[start]

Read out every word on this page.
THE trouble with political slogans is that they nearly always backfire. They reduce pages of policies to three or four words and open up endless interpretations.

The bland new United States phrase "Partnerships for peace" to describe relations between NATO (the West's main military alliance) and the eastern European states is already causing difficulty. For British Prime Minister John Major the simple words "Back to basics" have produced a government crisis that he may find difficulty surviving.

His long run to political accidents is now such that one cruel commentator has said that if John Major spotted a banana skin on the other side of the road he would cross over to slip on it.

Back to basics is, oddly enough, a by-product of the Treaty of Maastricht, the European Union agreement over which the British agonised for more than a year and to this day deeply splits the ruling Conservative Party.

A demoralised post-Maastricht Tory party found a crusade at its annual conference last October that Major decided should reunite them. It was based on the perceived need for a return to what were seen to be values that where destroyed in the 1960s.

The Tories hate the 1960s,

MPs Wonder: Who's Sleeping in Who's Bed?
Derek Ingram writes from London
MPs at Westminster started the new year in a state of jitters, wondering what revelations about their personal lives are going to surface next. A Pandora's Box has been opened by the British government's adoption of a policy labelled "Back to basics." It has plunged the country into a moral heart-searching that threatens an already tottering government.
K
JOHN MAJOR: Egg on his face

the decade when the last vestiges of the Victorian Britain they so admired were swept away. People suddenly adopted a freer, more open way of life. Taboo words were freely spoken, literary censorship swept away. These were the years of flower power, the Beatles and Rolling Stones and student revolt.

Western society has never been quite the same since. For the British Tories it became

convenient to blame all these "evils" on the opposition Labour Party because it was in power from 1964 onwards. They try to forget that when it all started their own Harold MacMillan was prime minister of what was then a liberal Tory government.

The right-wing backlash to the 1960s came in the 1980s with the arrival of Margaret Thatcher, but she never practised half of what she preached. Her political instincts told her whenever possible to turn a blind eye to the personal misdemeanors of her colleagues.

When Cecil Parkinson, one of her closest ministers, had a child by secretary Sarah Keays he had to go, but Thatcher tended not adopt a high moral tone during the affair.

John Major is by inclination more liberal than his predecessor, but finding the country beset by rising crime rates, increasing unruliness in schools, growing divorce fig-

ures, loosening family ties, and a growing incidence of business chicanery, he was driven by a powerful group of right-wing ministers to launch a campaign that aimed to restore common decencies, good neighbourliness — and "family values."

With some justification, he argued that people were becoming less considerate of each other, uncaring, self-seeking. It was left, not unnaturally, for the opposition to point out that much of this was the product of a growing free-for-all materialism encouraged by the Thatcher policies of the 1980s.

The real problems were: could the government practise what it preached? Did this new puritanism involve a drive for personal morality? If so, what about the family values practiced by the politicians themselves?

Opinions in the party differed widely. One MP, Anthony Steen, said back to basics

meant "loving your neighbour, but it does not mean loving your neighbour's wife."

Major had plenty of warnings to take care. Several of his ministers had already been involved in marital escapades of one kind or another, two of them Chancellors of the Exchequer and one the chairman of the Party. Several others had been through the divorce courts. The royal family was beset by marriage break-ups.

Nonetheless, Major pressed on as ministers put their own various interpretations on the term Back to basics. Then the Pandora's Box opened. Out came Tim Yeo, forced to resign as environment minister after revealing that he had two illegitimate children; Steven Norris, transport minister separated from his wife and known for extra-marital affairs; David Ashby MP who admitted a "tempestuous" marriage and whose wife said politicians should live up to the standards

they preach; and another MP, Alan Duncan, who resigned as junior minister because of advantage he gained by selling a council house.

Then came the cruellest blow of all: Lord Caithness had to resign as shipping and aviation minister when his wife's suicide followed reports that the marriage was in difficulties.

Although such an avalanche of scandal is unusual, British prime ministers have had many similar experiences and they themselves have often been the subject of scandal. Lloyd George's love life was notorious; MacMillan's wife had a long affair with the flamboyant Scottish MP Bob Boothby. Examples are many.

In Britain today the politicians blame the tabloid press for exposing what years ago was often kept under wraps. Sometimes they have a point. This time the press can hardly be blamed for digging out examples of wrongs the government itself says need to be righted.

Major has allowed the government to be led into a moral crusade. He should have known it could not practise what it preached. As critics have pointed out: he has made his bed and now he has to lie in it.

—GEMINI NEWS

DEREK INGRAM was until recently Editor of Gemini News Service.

[end]

* Task brief *
Set down each entry again, unchanged.

* Solution to this task *
Read out every word on this page.
THE trouble with political slogans is that they nearly always backfire. They reduce pages of policies to three or four words and open up endless interpretations.

The bland new United States phrase "Partnerships for peace" to describe relations between NATO (the West's main military alliance) and the eastern European states is already causing difficulty. For British Prime Minister John Major the simple words "Back to basics" have produced a government crisis that he may find difficulty surviving.

His long run to political accidents is now such that one cruel commentator has said that if John Major spotted a banana skin on the other side of the road he would cross over to slip on it.

Back to basics is, oddly enough, a by-product of the Treaty of Maastricht, the European Union agreement over which the British agonised for more than a year and to this day deeply splits the ruling Conservative Party.

A demoralised post-Maastricht Tory party found a crusade at its annual conference last October that Major decided should reunite them. It was based on the perceived need for a return to what were seen to be values that where destroyed in the 1960s.

The Tories hate the 1960s,

MPs Wonder: Who's Sleeping in Who's Bed?
Derek Ingram writes from London
MPs at Westminster started the new year in a state of jitters, wondering what revelations about their personal lives are going to surface next. A Pandora's Box has been opened by the British government's adoption of a policy labelled "Back to basics." It has plunged the country into a moral heart-searching that threatens an already tottering government.
K
JOHN MAJOR: Egg on his face

the decade when the last vestiges of the Victorian Britain they so admired were swept away. People suddenly adopted a freer, more open way of life. Taboo words were freely spoken, literary censorship swept away. These were the years of flower power, the Beatles and Rolling Stones and student revolt.

Western society has never been quite the same since. For the British Tories it became

convenient to blame all these "evils" on the opposition Labour Party because it was in power from 1964 onwards. They try to forget that when it all started their own Harold MacMillan was prime minister of what was then a liberal Tory government.

The right-wing backlash to the 1960s came in the 1980s with the arrival of Margaret Thatcher, but she never practised half of what she preached. Her political instincts told her whenever possible to turn a blind eye to the personal misdemeanors of her colleagues.

When Cecil Parkinson, one of her closest ministers, had a child by secretary Sarah Keays he had to go, but Thatcher tended not adopt a high moral tone during the affair.

John Major is by inclination more liberal than his predecessor, but finding the country beset by rising crime rates, increasing unruliness in schools, growing divorce fig-

ures, loosening family ties, and a growing incidence of business chicanery, he was driven by a powerful group of right-wing ministers to launch a campaign that aimed to restore common decencies, good neighbourliness — and "family values."

With some justification, he argued that people were becoming less considerate of each other, uncaring, self-seeking. It was left, not unnaturally, for the opposition to point out that much of this was the product of a growing free-for-all materialism encouraged by the Thatcher policies of the 1980s.

The real problems were: could the government practise what it preached? Did this new puritanism involve a drive for personal morality? If so, what about the family values practiced by the politicians themselves?

Opinions in the party differed widely. One MP, Anthony Steen, said back to basics

meant "loving your neighbour, but it does not mean loving your neighbour's wife."

Major had plenty of warnings to take care. Several of his ministers had already been involved in marital escapades of one kind or another, two of them Chancellors of the Exchequer and one the chairman of the Party. Several others had been through the divorce courts. The royal family was beset by marriage break-ups.

Nonetheless, Major pressed on as ministers put their own various interpretations on the term Back to basics. Then the Pandora's Box opened. Out came Tim Yeo, forced to resign as environment minister after revealing that he had two illegitimate children; Steven Norris, transport minister separated from his wife and known for extra-marital affairs; David Ashby MP who admitted a "tempestuous" marriage and whose wife said politicians should live up to the standards

they preach; and another MP, Alan Duncan, who resigned as junior minister because of advantage he gained by selling a council house.

Then came the cruellest blow of all: Lord Caithness had to resign as shipping and aviation minister when his wife's suicide followed reports that the marriage was in difficulties.

Although such an avalanche of scandal is unusual, British prime ministers have had many similar experiences and they themselves have often been the subject of scandal. Lloyd George's love life was notorious; MacMillan's wife had a long affair with the flamboyant Scottish MP Bob Boothby. Examples are many.

In Britain today the politicians blame the tabloid press for exposing what years ago was often kept under wraps. Sometimes they have a point. This time the press can hardly be blamed for digging out examples of wrongs the government itself says need to be righted.

Major has allowed the government to be led into a moral crusade. He should have known it could not practise what it preached. As critics have pointed out: he has made his bed and now he has to lie in it.

—GEMINI NEWS

DEREK INGRAM was until recently Editor of Gemini News Service.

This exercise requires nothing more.